All lines in which the word "القوسين" occurs are to be extracted.

Saved data entries:
-- start --
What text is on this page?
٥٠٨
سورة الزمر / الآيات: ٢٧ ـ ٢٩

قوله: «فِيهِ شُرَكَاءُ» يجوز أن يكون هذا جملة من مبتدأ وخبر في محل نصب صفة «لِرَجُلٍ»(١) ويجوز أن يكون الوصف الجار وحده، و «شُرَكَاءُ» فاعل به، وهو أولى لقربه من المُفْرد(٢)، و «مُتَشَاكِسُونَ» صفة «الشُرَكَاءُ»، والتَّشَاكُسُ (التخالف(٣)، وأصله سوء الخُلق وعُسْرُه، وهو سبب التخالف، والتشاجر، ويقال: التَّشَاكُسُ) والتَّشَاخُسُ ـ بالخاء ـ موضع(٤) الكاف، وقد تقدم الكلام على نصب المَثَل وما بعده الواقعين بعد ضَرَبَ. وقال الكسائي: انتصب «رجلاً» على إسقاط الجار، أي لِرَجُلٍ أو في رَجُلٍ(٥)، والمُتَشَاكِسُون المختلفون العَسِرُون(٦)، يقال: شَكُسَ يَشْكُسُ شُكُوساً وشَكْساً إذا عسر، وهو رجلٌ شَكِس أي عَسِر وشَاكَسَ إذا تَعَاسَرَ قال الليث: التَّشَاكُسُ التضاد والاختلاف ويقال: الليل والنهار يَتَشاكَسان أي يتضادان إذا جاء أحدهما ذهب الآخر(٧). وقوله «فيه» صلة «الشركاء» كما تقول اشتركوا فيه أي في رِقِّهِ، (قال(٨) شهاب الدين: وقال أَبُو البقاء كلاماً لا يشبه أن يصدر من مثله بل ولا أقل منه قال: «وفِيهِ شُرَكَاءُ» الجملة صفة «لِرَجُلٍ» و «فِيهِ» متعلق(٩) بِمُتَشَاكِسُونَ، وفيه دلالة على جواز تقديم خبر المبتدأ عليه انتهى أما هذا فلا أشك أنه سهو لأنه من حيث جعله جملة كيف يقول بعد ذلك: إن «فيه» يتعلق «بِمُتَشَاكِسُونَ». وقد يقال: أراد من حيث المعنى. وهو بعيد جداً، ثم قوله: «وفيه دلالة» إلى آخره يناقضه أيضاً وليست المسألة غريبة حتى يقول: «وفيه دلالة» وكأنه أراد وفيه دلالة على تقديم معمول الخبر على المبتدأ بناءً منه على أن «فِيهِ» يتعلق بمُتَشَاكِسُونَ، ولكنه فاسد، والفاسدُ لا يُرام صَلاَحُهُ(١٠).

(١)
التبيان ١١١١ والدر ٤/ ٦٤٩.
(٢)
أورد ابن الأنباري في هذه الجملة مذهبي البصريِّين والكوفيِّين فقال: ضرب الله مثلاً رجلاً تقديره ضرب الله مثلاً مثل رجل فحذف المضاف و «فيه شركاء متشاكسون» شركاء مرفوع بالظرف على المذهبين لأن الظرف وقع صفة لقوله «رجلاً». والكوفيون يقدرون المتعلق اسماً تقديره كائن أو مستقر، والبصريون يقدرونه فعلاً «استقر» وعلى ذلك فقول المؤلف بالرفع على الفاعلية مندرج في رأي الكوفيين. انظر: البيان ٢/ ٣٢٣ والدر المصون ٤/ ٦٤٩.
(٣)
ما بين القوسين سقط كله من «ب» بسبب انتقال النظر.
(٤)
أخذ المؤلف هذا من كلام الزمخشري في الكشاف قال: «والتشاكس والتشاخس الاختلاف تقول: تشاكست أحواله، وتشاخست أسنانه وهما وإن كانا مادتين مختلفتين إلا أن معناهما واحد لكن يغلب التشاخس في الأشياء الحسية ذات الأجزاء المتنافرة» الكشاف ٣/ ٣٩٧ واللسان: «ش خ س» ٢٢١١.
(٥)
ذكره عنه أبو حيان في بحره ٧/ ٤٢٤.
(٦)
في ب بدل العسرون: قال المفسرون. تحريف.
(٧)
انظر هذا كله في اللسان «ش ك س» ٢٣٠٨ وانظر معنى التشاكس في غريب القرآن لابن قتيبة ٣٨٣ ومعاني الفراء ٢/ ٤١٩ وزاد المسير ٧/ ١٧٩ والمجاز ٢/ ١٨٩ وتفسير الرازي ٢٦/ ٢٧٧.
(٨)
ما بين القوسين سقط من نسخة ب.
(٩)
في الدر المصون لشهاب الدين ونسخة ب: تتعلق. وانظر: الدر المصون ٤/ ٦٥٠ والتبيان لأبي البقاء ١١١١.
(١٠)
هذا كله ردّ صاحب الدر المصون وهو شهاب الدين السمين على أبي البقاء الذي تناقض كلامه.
-- end --
▸ **RESULT OF THIS TASK**:
ما بين القوسين سقط كله من «ب» بسبب انتقال النظر.
ما بين القوسين سقط من نسخة ب.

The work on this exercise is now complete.